### To do
Among the records below, find each line containing the word "less" and copy it.

### Supplied data
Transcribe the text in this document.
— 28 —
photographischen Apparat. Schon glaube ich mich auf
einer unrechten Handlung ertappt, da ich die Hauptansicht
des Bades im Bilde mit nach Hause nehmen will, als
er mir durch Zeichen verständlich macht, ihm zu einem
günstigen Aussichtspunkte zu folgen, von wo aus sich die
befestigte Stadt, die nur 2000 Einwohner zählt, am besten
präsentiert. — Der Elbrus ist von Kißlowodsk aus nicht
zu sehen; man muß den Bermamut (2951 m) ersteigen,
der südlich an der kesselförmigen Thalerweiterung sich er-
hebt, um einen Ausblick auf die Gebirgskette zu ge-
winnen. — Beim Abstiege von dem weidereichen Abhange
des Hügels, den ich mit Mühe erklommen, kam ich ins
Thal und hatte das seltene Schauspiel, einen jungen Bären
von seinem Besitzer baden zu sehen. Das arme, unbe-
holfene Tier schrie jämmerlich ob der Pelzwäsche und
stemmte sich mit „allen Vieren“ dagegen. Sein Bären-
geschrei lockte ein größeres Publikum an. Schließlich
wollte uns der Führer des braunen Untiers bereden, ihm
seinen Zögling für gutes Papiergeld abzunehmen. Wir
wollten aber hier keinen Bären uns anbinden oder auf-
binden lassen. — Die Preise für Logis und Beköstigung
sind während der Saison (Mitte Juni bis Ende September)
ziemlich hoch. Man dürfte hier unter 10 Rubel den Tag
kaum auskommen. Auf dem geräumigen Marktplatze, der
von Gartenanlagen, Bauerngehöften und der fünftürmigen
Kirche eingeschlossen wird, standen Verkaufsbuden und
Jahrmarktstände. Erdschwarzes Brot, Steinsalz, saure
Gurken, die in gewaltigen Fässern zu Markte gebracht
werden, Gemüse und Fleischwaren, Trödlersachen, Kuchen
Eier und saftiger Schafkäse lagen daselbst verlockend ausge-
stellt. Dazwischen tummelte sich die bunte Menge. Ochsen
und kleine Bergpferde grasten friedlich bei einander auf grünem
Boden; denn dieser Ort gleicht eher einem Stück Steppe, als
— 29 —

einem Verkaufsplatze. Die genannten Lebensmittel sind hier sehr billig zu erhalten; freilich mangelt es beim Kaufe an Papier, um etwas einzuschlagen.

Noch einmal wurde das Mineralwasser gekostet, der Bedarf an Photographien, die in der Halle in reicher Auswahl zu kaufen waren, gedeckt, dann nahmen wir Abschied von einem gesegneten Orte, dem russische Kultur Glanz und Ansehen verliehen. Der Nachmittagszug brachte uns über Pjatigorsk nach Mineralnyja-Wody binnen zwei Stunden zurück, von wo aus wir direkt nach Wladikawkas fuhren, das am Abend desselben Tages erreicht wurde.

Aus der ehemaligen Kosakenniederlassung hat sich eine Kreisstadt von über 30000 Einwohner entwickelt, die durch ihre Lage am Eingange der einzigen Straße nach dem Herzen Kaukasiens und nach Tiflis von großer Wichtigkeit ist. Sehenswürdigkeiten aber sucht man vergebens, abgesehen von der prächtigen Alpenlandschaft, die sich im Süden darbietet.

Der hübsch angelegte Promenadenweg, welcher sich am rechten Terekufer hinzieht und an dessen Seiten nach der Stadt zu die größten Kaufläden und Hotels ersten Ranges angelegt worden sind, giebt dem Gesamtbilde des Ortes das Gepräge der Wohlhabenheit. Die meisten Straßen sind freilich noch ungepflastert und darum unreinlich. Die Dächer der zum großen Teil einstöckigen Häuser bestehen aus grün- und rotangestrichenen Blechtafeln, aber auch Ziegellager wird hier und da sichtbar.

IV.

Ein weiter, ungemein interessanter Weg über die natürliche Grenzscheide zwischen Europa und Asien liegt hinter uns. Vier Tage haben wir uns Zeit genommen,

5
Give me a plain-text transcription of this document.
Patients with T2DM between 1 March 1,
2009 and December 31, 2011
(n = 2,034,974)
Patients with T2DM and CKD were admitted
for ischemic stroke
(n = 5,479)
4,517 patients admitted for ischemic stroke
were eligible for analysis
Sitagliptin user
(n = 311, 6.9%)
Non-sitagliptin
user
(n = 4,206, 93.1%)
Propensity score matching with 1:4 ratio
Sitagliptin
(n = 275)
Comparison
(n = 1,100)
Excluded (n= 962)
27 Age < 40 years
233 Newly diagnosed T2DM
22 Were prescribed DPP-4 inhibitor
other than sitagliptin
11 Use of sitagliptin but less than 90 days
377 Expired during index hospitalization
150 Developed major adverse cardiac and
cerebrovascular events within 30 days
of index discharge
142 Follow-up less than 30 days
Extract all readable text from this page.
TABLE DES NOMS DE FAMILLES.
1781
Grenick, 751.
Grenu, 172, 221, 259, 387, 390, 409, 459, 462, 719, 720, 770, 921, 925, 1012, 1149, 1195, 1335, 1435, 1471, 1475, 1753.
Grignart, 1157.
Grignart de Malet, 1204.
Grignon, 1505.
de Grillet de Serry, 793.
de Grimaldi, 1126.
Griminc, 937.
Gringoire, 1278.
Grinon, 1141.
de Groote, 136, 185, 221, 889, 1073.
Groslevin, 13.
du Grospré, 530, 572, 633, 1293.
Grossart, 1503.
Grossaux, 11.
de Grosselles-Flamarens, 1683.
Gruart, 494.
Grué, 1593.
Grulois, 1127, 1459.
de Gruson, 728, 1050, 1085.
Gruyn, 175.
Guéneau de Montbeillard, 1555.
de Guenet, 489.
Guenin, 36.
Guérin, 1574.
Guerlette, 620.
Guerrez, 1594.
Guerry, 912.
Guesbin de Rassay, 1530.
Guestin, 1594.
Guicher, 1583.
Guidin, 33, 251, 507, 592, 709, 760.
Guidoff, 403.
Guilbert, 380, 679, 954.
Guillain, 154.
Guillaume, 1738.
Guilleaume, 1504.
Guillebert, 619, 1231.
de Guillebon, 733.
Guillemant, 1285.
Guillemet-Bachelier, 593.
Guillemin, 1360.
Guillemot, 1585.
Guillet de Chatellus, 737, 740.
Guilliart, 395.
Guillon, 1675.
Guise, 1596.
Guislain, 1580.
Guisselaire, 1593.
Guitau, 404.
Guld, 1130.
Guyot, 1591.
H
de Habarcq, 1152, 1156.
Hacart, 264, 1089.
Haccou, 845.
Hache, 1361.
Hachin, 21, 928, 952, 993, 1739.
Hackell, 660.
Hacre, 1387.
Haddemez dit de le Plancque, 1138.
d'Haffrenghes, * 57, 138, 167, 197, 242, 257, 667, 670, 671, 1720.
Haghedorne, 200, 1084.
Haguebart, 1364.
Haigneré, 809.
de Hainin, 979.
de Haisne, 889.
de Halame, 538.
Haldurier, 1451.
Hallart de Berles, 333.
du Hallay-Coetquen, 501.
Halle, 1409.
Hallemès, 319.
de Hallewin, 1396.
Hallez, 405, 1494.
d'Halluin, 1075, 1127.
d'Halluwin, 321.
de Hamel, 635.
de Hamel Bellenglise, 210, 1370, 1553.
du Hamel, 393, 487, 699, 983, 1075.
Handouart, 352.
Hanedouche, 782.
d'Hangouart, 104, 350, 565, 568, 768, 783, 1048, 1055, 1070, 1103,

### Exercise response
11 Use of sitagliptin but less than 90 days
142 Follow-up less than 30 days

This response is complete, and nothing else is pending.